* Selected text

# [sklearn.impute.SimpleImputer](https://scikit-learn.org/stable/modules/impute.html)

## Univariate 


Datasets contain missing values, often encoded as blanks, NaNs or other placeholders.
Such datasets however are incompatible with scikit-learn estimators which assume that all values in an array are numerical,
and that all have and hold meaning.

Scikit learn library provides option to impute values various algorithms.
- **Univariate imputation**<br>
    which imputes values in the i-th feature dimension using only non-missing values in that feature dimension (e.g. impute.SimpleImputer).
- **Multivariate imputation**<br>
    use the entire set of available feature dimensions to estimate the missing values (e.g. impute.IterativeImputer).

This sample covers imputing the missing values using **Univariate** imputation

The **SimpleImputer** class provides basic strategies for imputing missing values.
Missing values can be imputed with a provided constant value, or using the statistics (mean, median or most frequent) of each column in which the missing values are located. This class also allows for different missing values encodings.

*class sklearn.impute.**SimpleImputer**(missing_values=nan, strategy=’mean’, fill_value=None, verbose=0, copy=True, add_indicator=False)*
##### Parameters:	
- **missing_values** : number, string, np.nan (default) or None.<br>The placeholder for the missing values. All occurrences of missing_values will be imputed.

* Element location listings

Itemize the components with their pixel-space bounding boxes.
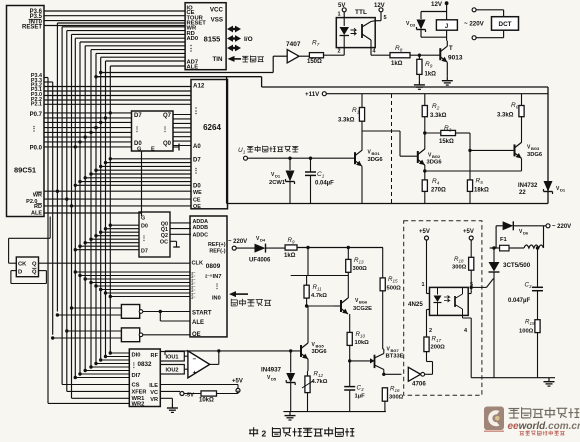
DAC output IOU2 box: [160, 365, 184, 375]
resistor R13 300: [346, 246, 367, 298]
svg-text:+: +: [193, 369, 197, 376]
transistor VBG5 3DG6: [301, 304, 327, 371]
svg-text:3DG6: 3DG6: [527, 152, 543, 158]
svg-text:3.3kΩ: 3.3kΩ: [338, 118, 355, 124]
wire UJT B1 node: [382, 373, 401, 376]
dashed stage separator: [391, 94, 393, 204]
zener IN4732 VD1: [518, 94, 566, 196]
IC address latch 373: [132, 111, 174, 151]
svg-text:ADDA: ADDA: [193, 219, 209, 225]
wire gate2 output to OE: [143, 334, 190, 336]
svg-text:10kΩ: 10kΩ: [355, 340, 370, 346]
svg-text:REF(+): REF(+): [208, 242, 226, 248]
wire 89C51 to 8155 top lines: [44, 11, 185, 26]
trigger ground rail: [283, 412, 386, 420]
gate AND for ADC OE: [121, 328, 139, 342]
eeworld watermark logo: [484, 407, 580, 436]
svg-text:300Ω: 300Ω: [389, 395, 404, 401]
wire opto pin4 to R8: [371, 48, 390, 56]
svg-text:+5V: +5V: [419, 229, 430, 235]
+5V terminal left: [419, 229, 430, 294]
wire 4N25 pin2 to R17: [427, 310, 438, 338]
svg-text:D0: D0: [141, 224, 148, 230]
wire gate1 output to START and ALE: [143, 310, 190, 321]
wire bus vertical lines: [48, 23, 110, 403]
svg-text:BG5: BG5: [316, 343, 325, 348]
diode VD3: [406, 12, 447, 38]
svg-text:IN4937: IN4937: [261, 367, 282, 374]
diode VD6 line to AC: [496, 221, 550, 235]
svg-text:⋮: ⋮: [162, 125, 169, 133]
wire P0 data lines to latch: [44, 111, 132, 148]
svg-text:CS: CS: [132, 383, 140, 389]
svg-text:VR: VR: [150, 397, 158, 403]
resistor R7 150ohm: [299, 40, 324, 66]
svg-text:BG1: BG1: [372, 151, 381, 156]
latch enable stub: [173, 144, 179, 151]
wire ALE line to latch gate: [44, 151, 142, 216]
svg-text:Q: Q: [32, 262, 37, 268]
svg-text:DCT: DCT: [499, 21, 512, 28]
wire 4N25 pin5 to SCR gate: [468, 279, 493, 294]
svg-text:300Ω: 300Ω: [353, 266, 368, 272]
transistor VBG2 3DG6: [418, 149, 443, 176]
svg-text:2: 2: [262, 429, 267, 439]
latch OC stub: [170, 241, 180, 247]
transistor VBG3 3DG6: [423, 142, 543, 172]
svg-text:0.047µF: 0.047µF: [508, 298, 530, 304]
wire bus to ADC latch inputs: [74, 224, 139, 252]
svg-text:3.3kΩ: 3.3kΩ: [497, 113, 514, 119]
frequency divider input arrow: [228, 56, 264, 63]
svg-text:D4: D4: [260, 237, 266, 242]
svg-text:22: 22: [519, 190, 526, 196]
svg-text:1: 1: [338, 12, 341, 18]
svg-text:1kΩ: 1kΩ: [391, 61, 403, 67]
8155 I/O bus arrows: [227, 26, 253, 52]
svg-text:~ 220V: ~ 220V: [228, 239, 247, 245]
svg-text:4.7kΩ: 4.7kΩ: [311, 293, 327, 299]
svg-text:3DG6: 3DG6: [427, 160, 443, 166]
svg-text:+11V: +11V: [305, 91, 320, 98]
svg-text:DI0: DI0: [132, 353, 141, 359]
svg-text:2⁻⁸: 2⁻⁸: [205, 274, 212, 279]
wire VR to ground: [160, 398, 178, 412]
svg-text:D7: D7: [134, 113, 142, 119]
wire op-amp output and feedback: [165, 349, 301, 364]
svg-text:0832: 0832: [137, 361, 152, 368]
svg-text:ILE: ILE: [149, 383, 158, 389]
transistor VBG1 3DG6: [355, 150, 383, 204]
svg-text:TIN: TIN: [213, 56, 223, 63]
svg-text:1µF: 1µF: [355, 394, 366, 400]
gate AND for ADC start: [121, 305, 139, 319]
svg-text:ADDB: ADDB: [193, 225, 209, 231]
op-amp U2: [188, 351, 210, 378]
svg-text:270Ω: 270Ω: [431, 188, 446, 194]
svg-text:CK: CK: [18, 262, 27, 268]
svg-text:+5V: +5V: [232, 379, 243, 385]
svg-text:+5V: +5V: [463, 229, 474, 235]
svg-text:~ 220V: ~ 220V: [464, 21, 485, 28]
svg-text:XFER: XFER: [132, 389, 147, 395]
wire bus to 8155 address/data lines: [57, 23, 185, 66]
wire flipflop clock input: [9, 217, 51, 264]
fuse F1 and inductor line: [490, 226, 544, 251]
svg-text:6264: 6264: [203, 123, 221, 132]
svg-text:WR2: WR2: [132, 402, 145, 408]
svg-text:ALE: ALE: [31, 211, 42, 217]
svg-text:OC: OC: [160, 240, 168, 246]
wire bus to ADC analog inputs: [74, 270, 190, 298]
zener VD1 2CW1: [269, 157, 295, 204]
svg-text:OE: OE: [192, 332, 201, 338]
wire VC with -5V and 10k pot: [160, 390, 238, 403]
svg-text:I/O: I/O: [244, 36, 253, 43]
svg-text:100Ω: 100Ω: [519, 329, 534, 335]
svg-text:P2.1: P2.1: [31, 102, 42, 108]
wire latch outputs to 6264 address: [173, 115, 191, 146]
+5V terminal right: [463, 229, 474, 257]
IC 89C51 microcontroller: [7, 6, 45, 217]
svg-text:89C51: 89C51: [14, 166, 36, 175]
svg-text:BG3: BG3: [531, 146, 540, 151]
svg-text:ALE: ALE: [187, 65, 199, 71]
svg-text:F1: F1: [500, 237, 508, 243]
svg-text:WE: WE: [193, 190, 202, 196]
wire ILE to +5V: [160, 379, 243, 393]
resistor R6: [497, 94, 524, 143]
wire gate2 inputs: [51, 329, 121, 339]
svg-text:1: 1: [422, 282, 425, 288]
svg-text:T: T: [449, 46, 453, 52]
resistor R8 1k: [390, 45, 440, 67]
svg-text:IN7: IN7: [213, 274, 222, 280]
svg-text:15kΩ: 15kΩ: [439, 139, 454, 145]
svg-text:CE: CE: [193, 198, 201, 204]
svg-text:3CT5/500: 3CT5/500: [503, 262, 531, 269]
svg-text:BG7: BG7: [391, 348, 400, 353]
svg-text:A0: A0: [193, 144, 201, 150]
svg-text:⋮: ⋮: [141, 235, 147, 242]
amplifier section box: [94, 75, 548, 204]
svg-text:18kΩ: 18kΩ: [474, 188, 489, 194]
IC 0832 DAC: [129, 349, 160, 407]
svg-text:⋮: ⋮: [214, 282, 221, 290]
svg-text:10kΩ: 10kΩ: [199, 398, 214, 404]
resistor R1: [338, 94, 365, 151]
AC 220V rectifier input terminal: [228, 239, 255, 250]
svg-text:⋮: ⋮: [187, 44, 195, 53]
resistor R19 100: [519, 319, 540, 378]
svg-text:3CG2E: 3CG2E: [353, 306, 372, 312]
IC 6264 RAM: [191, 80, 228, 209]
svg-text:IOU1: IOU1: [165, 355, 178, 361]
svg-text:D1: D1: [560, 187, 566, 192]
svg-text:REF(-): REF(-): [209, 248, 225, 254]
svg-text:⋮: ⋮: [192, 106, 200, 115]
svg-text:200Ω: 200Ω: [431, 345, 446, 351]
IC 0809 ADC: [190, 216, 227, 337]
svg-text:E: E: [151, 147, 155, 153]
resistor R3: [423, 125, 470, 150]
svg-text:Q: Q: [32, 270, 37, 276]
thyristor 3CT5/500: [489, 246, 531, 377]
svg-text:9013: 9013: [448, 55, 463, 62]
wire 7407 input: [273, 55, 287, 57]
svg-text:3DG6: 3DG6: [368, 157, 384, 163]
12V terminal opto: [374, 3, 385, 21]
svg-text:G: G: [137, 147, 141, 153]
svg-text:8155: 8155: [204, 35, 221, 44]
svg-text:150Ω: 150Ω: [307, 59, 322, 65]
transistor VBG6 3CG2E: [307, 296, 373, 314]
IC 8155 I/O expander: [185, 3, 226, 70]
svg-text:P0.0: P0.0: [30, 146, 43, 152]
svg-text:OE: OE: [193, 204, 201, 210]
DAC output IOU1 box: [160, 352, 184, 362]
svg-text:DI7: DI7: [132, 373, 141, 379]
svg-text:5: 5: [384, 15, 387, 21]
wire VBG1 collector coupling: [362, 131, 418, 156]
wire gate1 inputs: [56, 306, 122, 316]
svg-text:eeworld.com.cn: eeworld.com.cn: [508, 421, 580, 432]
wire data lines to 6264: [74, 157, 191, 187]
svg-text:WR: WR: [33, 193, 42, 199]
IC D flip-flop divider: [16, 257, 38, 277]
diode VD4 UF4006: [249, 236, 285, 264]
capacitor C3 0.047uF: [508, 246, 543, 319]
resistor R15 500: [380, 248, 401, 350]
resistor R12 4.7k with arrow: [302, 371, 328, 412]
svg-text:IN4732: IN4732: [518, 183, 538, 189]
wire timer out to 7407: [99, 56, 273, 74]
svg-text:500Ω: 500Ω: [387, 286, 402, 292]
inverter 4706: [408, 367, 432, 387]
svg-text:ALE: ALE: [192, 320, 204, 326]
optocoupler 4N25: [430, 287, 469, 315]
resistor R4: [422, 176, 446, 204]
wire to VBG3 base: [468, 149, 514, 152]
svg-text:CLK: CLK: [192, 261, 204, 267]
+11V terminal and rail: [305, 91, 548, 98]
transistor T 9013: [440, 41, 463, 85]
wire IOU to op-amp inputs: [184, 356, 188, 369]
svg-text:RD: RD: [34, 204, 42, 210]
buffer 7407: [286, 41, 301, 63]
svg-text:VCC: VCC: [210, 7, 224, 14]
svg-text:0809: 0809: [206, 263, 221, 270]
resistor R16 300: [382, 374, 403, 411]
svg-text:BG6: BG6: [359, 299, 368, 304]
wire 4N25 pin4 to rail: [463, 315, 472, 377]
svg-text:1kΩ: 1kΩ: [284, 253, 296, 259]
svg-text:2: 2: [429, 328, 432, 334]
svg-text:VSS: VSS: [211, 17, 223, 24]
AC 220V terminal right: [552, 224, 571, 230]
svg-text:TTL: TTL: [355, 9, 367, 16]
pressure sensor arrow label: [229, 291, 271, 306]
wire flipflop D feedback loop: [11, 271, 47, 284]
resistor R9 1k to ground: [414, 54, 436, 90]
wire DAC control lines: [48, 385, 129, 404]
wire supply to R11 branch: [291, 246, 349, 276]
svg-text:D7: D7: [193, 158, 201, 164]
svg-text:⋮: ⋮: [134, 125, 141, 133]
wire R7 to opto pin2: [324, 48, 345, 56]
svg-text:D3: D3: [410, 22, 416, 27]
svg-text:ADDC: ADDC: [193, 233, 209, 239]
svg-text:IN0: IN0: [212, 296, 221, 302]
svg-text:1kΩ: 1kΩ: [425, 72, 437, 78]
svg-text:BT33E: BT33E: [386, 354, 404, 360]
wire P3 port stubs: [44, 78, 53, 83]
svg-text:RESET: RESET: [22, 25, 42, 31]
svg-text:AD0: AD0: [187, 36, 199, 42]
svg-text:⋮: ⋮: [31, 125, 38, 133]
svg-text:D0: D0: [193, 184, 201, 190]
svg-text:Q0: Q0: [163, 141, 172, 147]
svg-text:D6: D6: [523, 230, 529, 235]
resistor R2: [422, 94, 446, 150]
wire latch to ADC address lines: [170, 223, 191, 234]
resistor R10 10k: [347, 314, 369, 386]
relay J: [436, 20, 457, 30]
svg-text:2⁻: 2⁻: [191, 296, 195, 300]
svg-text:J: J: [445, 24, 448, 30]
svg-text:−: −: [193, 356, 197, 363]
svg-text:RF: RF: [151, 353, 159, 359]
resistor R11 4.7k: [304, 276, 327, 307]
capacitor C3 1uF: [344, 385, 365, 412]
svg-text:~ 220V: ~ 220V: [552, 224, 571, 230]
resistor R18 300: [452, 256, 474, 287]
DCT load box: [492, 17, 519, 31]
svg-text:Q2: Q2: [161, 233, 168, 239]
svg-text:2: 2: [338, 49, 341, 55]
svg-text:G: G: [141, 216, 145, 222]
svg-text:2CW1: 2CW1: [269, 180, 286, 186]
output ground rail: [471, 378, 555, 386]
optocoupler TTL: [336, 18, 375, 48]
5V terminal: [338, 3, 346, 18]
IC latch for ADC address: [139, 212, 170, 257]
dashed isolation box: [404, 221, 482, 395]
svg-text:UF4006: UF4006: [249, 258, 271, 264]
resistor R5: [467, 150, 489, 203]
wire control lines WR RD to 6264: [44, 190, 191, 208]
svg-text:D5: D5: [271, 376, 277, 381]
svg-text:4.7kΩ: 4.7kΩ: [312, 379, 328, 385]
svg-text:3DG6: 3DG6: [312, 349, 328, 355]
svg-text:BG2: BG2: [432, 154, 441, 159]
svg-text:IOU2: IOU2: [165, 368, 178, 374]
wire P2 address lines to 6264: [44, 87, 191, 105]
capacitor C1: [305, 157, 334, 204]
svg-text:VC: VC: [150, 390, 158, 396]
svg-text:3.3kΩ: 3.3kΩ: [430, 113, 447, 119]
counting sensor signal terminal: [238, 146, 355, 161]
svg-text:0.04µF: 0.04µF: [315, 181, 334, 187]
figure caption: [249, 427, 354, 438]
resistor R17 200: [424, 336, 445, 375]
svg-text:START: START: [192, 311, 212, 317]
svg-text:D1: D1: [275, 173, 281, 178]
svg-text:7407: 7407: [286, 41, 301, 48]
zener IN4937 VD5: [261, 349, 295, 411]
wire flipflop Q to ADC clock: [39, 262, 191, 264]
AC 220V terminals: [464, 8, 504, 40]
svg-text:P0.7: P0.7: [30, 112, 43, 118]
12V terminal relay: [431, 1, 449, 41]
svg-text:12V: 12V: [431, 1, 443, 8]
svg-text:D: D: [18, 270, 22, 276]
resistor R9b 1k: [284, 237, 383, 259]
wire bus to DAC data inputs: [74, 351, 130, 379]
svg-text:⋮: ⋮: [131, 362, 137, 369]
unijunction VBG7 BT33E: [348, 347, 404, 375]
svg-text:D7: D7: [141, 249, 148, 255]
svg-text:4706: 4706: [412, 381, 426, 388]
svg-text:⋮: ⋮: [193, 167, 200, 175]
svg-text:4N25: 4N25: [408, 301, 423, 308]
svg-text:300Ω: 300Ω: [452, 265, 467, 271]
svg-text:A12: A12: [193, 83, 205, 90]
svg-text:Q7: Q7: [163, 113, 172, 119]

---

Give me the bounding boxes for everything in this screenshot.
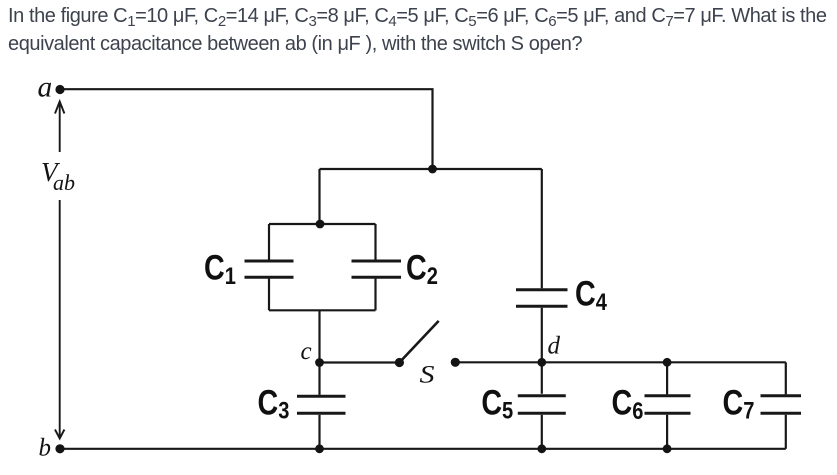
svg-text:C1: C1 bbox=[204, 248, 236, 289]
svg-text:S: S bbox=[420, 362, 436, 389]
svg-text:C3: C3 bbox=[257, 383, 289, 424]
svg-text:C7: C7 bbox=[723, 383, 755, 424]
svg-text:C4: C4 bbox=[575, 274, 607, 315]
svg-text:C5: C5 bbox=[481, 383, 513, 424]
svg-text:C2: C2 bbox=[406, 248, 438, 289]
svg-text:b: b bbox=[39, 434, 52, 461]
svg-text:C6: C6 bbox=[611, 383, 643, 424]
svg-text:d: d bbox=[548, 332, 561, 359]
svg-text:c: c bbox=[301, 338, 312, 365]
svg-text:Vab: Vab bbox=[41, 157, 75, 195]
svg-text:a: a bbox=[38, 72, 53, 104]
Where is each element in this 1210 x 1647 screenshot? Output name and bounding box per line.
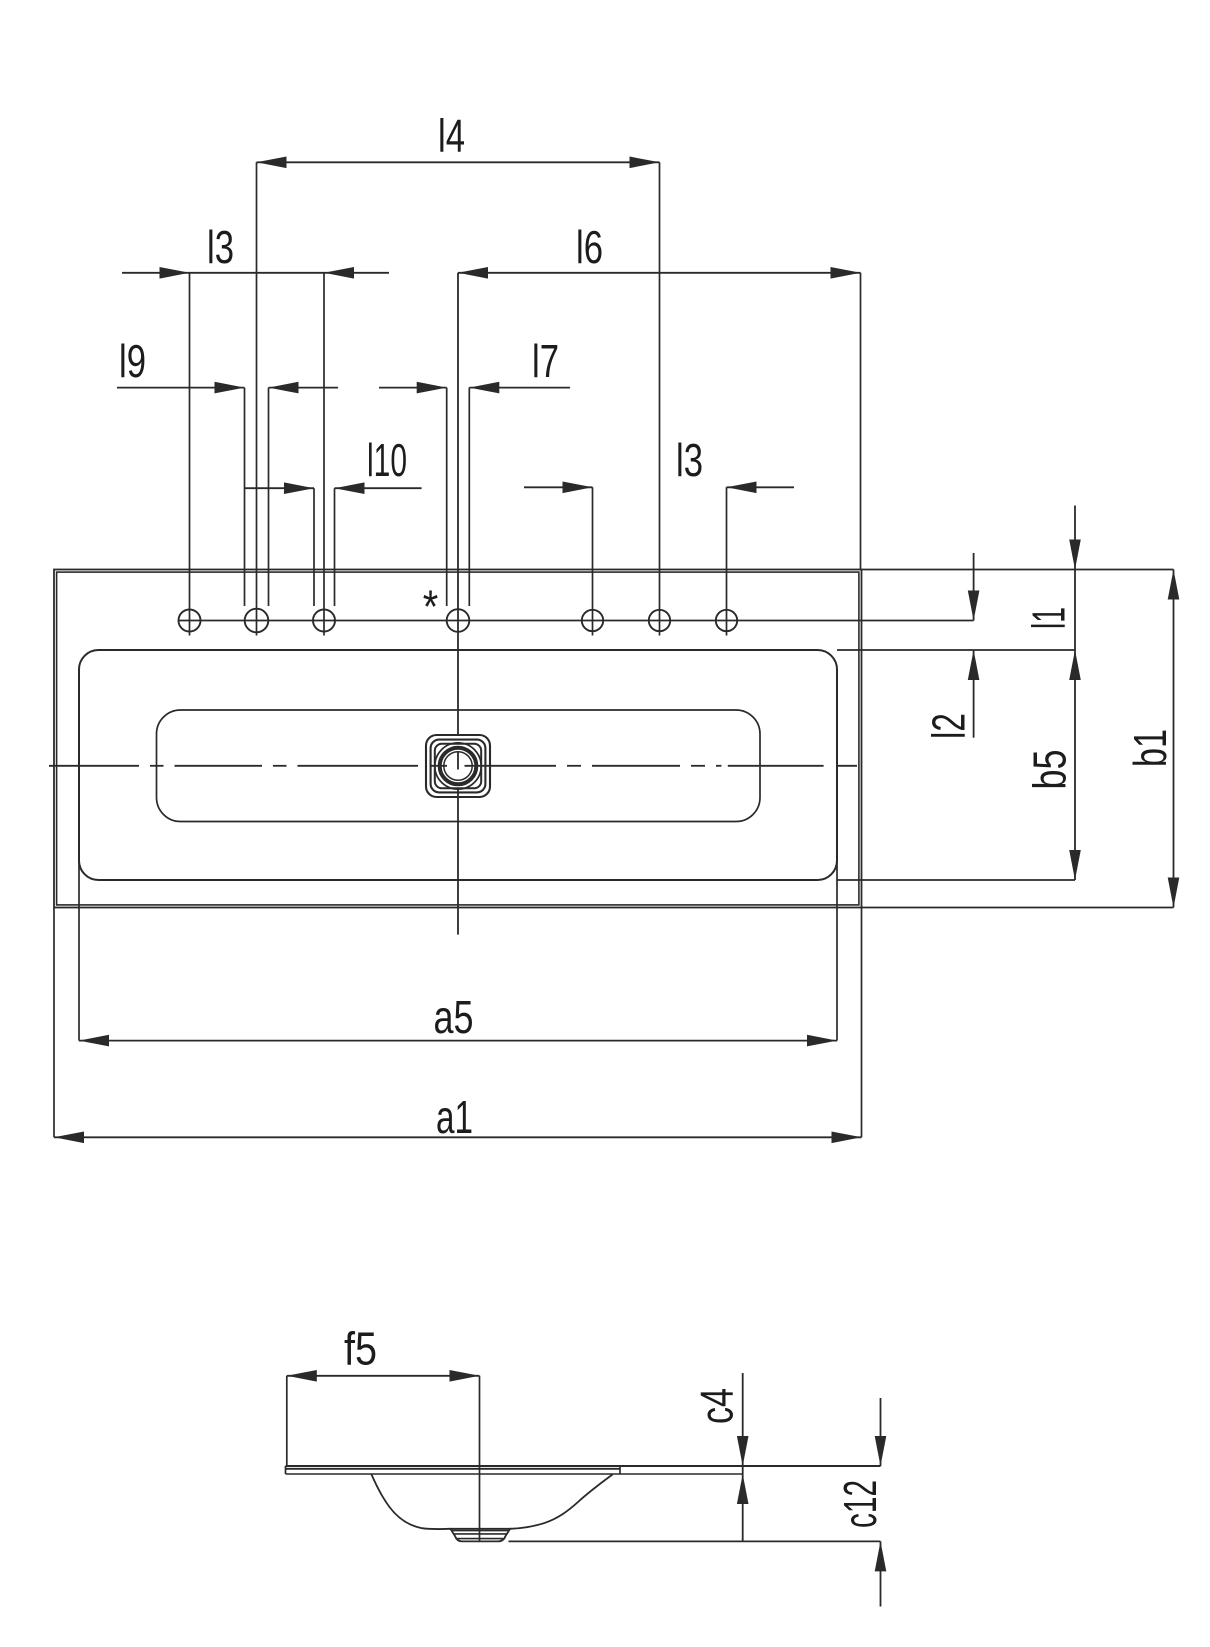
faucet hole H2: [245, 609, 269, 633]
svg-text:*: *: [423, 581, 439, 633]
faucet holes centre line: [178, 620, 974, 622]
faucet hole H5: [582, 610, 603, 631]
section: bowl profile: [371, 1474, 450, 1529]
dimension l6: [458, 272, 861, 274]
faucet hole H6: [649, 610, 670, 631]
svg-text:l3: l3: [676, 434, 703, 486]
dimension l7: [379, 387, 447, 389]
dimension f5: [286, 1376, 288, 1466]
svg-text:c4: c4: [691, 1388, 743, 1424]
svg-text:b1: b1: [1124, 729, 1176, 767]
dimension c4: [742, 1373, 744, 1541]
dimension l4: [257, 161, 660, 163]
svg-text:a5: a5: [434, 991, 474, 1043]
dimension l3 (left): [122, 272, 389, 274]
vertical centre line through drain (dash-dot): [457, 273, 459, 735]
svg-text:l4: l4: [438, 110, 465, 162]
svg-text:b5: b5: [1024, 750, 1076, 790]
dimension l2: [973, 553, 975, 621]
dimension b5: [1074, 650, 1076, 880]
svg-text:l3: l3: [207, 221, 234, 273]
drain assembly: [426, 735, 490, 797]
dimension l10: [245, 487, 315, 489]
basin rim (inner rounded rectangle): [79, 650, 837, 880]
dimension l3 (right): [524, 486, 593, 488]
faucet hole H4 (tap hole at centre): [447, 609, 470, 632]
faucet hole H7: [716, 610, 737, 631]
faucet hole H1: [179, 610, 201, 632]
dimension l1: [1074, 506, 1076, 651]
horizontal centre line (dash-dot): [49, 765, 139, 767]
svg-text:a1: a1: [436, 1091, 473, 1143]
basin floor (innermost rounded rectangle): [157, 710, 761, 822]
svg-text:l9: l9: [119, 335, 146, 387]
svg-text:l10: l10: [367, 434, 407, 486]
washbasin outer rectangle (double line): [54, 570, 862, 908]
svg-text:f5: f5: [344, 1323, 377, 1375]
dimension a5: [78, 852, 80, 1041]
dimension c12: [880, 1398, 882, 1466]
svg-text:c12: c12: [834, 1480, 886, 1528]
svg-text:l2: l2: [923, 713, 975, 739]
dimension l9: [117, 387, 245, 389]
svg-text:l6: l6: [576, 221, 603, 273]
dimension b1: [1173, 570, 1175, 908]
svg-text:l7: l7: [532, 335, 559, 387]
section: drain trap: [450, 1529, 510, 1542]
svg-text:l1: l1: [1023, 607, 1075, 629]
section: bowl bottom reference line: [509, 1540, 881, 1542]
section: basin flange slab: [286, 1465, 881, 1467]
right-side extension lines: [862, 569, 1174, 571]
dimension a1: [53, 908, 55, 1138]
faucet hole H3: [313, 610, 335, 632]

* Requirement
Print the passage of the imputation text above that begins with the words "The **SimpleImputer** class" and ends after "will be imputed.".

* Complete output
The **SimpleImputer** class provides basic strategies for imputing missing values.
Missing values can be imputed with a provided constant value, or using the statistics (mean, median or most frequent) of each column in which the missing values are located. This class also allows for different missing values encodings.

*class sklearn.impute.**SimpleImputer**(missing_values=nan, strategy=’mean’, fill_value=None, verbose=0, copy=True, add_indicator=False)*
##### Parameters:	
- **missing_values** : number, string, np.nan (default) or None.<br>The placeholder for the missing values. All occurrences of missing_values will be imputed.